======== Recorded information ========

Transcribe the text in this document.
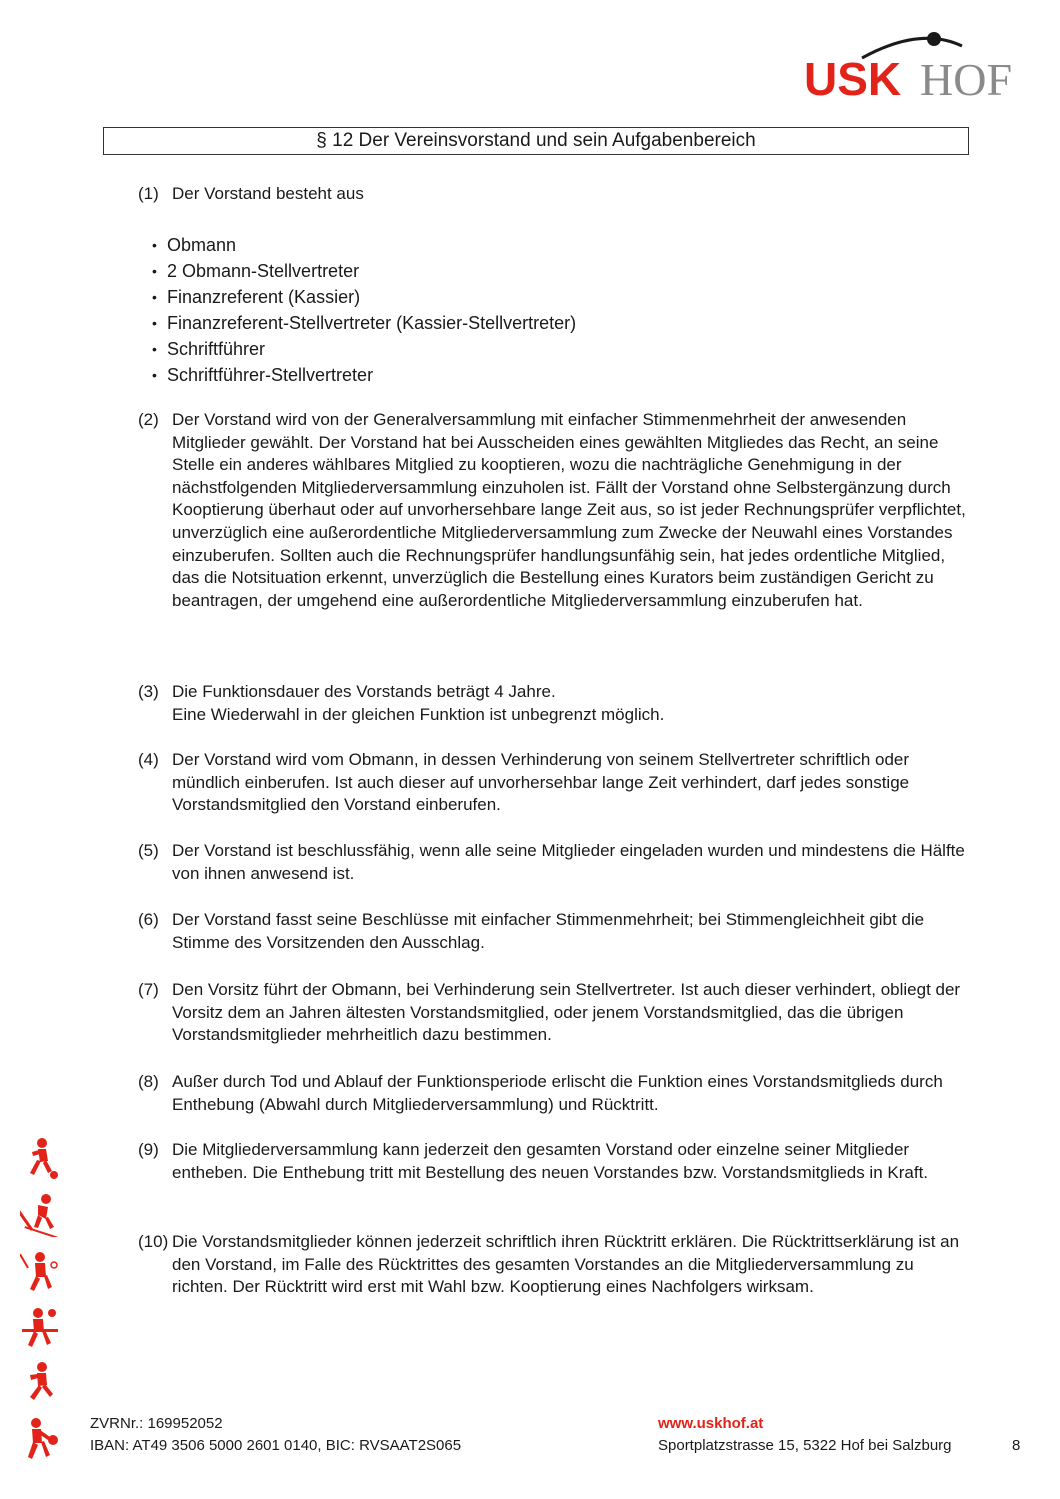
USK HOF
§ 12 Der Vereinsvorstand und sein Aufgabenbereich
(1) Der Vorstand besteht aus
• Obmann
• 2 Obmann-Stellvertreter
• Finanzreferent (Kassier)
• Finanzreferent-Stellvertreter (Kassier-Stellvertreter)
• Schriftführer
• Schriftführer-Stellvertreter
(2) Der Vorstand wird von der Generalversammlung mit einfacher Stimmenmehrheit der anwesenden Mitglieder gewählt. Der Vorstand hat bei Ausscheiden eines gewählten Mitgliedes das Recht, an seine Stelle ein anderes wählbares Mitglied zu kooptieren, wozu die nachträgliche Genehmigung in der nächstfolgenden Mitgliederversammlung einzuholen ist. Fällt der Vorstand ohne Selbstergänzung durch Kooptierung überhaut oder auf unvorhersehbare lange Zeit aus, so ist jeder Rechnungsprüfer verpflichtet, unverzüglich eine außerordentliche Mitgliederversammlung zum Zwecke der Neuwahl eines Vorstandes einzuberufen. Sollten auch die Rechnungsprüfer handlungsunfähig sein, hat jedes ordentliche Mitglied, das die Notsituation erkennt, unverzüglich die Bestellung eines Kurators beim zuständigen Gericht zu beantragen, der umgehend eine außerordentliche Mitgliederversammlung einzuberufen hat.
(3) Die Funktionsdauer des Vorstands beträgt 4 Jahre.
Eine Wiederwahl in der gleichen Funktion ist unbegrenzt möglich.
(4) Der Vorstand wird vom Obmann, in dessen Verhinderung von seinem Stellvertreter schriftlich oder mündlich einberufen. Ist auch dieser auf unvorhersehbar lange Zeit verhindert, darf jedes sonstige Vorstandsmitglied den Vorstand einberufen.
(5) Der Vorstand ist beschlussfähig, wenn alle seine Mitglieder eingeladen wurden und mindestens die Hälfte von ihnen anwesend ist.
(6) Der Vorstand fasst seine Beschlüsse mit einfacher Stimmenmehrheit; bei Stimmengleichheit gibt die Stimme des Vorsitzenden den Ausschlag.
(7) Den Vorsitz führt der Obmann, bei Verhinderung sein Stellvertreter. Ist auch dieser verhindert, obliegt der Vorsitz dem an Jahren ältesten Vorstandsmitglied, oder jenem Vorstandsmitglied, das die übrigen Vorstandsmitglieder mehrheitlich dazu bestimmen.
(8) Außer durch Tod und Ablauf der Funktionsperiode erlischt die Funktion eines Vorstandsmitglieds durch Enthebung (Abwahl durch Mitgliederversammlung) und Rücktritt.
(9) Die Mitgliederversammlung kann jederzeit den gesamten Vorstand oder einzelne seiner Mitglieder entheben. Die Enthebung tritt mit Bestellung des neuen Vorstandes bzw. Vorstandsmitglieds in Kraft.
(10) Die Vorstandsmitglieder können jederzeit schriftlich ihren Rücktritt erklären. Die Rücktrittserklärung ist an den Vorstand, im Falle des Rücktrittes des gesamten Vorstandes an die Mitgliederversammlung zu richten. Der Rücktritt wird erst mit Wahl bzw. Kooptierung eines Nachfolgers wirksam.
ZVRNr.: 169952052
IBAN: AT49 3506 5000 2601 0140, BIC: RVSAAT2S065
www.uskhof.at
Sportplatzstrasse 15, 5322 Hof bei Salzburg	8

========

__The task__. Print all of the entries word for word. Skip any images they contain.

__Final result__.
Transcribe the text in this document.
USK HOF
§ 12 Der Vereinsvorstand und sein Aufgabenbereich
(1) Der Vorstand besteht aus
• Obmann
• 2 Obmann-Stellvertreter
• Finanzreferent (Kassier)
• Finanzreferent-Stellvertreter (Kassier-Stellvertreter)
• Schriftführer
• Schriftführer-Stellvertreter
(2) Der Vorstand wird von der Generalversammlung mit einfacher Stimmenmehrheit der anwesenden Mitglieder gewählt. Der Vorstand hat bei Ausscheiden eines gewählten Mitgliedes das Recht, an seine Stelle ein anderes wählbares Mitglied zu kooptieren, wozu die nachträgliche Genehmigung in der nächstfolgenden Mitgliederversammlung einzuholen ist. Fällt der Vorstand ohne Selbstergänzung durch Kooptierung überhaut oder auf unvorhersehbare lange Zeit aus, so ist jeder Rechnungsprüfer verpflichtet, unverzüglich eine außerordentliche Mitgliederversammlung zum Zwecke der Neuwahl eines Vorstandes einzuberufen. Sollten auch die Rechnungsprüfer handlungsunfähig sein, hat jedes ordentliche Mitglied, das die Notsituation erkennt, unverzüglich die Bestellung eines Kurators beim zuständigen Gericht zu beantragen, der umgehend eine außerordentliche Mitgliederversammlung einzuberufen hat.
(3) Die Funktionsdauer des Vorstands beträgt 4 Jahre.
Eine Wiederwahl in der gleichen Funktion ist unbegrenzt möglich.
(4) Der Vorstand wird vom Obmann, in dessen Verhinderung von seinem Stellvertreter schriftlich oder mündlich einberufen. Ist auch dieser auf unvorhersehbar lange Zeit verhindert, darf jedes sonstige Vorstandsmitglied den Vorstand einberufen.
(5) Der Vorstand ist beschlussfähig, wenn alle seine Mitglieder eingeladen wurden und mindestens die Hälfte von ihnen anwesend ist.
(6) Der Vorstand fasst seine Beschlüsse mit einfacher Stimmenmehrheit; bei Stimmengleichheit gibt die Stimme des Vorsitzenden den Ausschlag.
(7) Den Vorsitz führt der Obmann, bei Verhinderung sein Stellvertreter. Ist auch dieser verhindert, obliegt der Vorsitz dem an Jahren ältesten Vorstandsmitglied, oder jenem Vorstandsmitglied, das die übrigen Vorstandsmitglieder mehrheitlich dazu bestimmen.
(8) Außer durch Tod und Ablauf der Funktionsperiode erlischt die Funktion eines Vorstandsmitglieds durch Enthebung (Abwahl durch Mitgliederversammlung) und Rücktritt.
(9) Die Mitgliederversammlung kann jederzeit den gesamten Vorstand oder einzelne seiner Mitglieder entheben. Die Enthebung tritt mit Bestellung des neuen Vorstandes bzw. Vorstandsmitglieds in Kraft.
(10) Die Vorstandsmitglieder können jederzeit schriftlich ihren Rücktritt erklären. Die Rücktrittserklärung ist an den Vorstand, im Falle des Rücktrittes des gesamten Vorstandes an die Mitgliederversammlung zu richten. Der Rücktritt wird erst mit Wahl bzw. Kooptierung eines Nachfolgers wirksam.
ZVRNr.: 169952052
IBAN: AT49 3506 5000 2601 0140, BIC: RVSAAT2S065
www.uskhof.at
Sportplatzstrasse 15, 5322 Hof bei Salzburg	8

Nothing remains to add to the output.